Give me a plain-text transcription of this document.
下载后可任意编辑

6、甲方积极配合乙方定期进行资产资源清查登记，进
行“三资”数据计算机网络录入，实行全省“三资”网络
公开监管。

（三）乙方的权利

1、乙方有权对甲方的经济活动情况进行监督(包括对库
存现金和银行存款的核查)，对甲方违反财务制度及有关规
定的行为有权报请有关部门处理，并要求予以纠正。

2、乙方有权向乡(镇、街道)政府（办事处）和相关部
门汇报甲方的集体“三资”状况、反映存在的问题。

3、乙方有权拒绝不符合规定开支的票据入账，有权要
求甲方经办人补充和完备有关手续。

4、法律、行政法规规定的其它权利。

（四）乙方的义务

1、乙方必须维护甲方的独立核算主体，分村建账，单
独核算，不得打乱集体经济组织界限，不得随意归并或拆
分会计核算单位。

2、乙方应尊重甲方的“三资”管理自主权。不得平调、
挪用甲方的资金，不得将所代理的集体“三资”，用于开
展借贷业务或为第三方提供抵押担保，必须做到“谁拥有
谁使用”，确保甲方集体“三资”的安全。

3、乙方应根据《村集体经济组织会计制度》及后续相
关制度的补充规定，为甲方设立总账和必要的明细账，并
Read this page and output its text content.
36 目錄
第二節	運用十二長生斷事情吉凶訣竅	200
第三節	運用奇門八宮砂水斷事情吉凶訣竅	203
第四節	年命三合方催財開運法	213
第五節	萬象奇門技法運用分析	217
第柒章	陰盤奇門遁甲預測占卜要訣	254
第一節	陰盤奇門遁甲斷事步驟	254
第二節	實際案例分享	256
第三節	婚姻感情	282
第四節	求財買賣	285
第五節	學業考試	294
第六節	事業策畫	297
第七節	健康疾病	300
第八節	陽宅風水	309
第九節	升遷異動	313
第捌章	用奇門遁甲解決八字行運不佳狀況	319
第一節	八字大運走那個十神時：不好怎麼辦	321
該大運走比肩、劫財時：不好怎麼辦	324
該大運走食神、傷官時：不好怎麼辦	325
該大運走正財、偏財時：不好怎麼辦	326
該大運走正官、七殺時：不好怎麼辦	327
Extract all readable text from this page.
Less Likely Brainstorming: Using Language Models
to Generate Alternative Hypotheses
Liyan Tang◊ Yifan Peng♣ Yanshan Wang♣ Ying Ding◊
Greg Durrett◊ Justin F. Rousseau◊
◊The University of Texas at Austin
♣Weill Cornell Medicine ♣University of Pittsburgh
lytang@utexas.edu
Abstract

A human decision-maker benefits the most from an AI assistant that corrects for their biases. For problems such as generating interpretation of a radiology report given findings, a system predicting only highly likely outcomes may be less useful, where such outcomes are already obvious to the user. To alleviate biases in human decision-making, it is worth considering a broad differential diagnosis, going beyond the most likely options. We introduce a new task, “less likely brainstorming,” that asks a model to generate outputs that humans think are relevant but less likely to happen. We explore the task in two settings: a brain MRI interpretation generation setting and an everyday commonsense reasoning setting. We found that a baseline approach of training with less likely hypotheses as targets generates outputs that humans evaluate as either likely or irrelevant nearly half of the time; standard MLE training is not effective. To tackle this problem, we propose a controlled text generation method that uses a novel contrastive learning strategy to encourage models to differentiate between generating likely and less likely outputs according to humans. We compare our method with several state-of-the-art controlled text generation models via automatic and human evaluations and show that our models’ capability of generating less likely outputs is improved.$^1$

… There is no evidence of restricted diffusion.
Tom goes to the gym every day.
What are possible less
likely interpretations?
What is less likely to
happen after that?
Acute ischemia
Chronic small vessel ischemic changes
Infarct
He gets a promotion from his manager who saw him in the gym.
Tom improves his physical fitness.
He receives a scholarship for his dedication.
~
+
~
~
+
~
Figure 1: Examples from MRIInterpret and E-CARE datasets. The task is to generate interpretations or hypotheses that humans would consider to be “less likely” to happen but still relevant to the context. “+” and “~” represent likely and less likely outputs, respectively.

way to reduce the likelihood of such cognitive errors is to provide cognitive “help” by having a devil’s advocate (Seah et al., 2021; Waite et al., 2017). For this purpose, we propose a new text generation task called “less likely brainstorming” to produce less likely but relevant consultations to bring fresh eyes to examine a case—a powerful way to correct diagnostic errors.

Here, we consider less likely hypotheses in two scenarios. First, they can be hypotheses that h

§ WRITTEN REQUEST
Report how many lines of the entries hold the word "page". Nothing else is needed.

§ REPLY TO THE EXERCISE
2